* Given request
Format each line of the records below as one string in a JSON list, one string per line, and skip any blank lines. Cover all the records, and leave the pictures out of your answer.
^^^^^^^^^^^^^^^^
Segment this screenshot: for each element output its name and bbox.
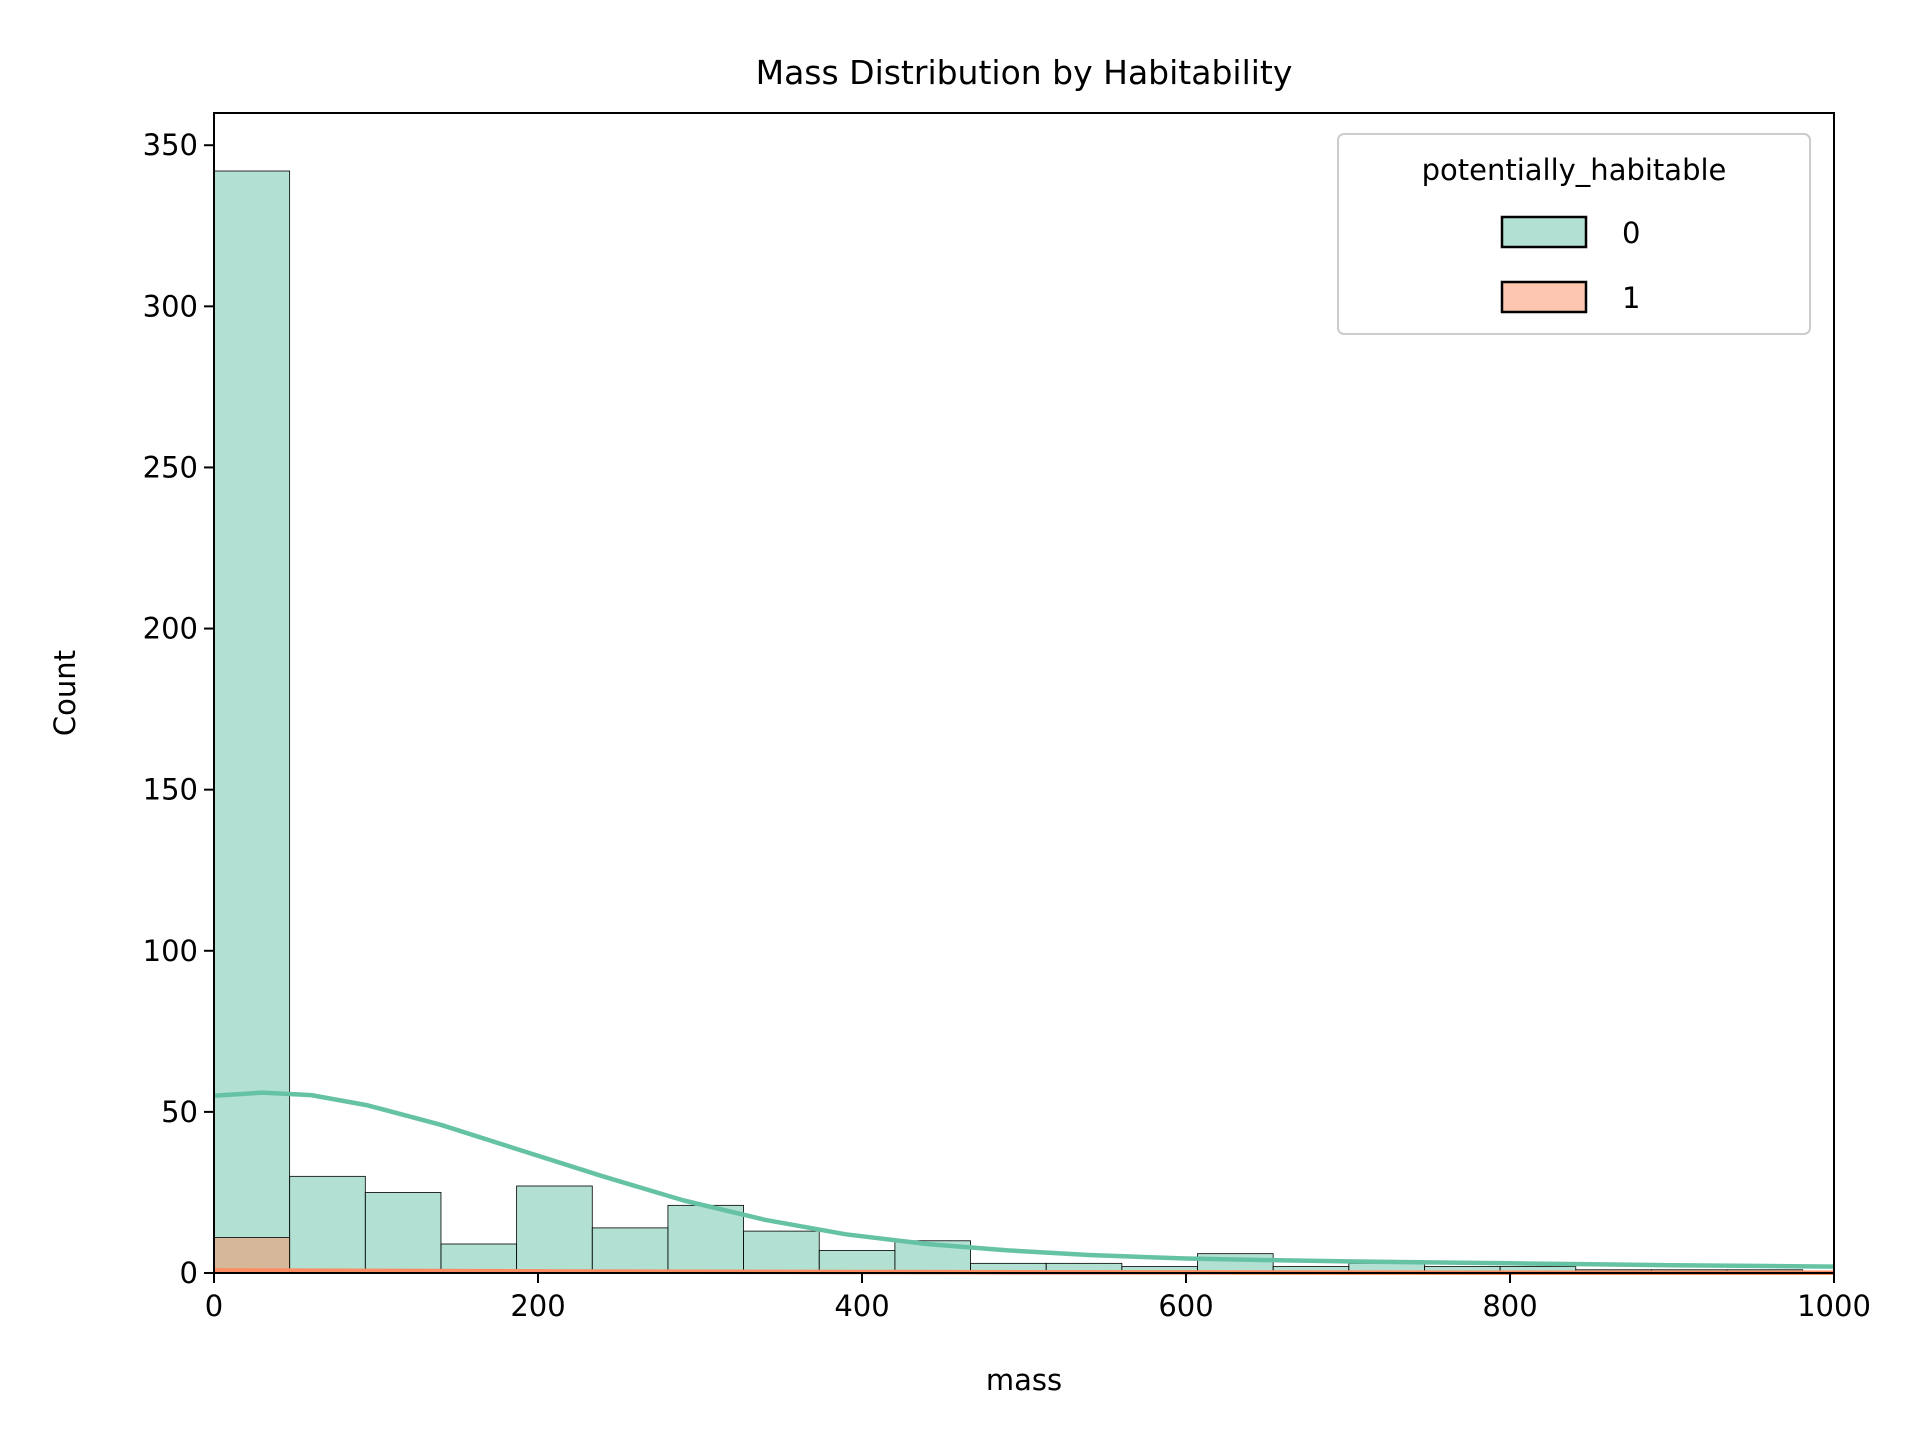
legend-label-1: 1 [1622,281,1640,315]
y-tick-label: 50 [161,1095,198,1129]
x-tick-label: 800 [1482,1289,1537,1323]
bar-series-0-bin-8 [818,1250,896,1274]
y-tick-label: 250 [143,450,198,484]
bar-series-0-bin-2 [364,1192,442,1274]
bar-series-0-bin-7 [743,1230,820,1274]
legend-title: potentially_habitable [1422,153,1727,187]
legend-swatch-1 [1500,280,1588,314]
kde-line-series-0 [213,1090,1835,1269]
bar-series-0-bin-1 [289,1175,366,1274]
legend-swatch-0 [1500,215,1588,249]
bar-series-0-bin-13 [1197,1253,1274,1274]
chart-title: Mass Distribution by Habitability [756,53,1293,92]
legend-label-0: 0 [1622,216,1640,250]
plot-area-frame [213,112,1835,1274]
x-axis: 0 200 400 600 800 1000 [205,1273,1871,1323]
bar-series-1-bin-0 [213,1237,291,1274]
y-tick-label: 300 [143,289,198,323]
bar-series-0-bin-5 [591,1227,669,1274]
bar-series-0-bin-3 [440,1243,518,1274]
^^^^^^^^^^^^^^^^
* Exercise response
[
  "Segment this screenshot: for each element output its name and bbox.",
  "legend-label-1: 1 [1622,281,1640,315]",
  "y-tick-label: 50 [161,1095,198,1129]",
  "x-tick-label: 800 [1482,1289,1537,1323]",
  "bar-series-0-bin-8 [818,1250,896,1274]",
  "y-tick-label: 250 [143,450,198,484]",
  "bar-series-0-bin-2 [364,1192,442,1274]",
  "bar-series-0-bin-7 [743,1230,820,1274]",
  "legend-title: potentially_habitable [1422,153,1727,187]",
  "legend-swatch-1 [1500,280,1588,314]",
  "kde-line-series-0 [213,1090,1835,1269]",
  "bar-series-0-bin-1 [289,1175,366,1274]",
  "legend-swatch-0 [1500,215,1588,249]",
  "bar-series-0-bin-13 [1197,1253,1274,1274]",
  "chart-title: Mass Distribution by Habitability [756,53,1293,92]",
  "legend-label-0: 0 [1622,216,1640,250]",
  "plot-area-frame [213,112,1835,1274]",
  "x-axis: 0 200 400 600 800 1000 [205,1273,1871,1323]",
  "bar-series-1-bin-0 [213,1237,291,1274]",
  "y-tick-label: 300 [143,289,198,323]",
  "bar-series-0-bin-5 [591,1227,669,1274]",
  "bar-series-0-bin-3 [440,1243,518,1274]"
]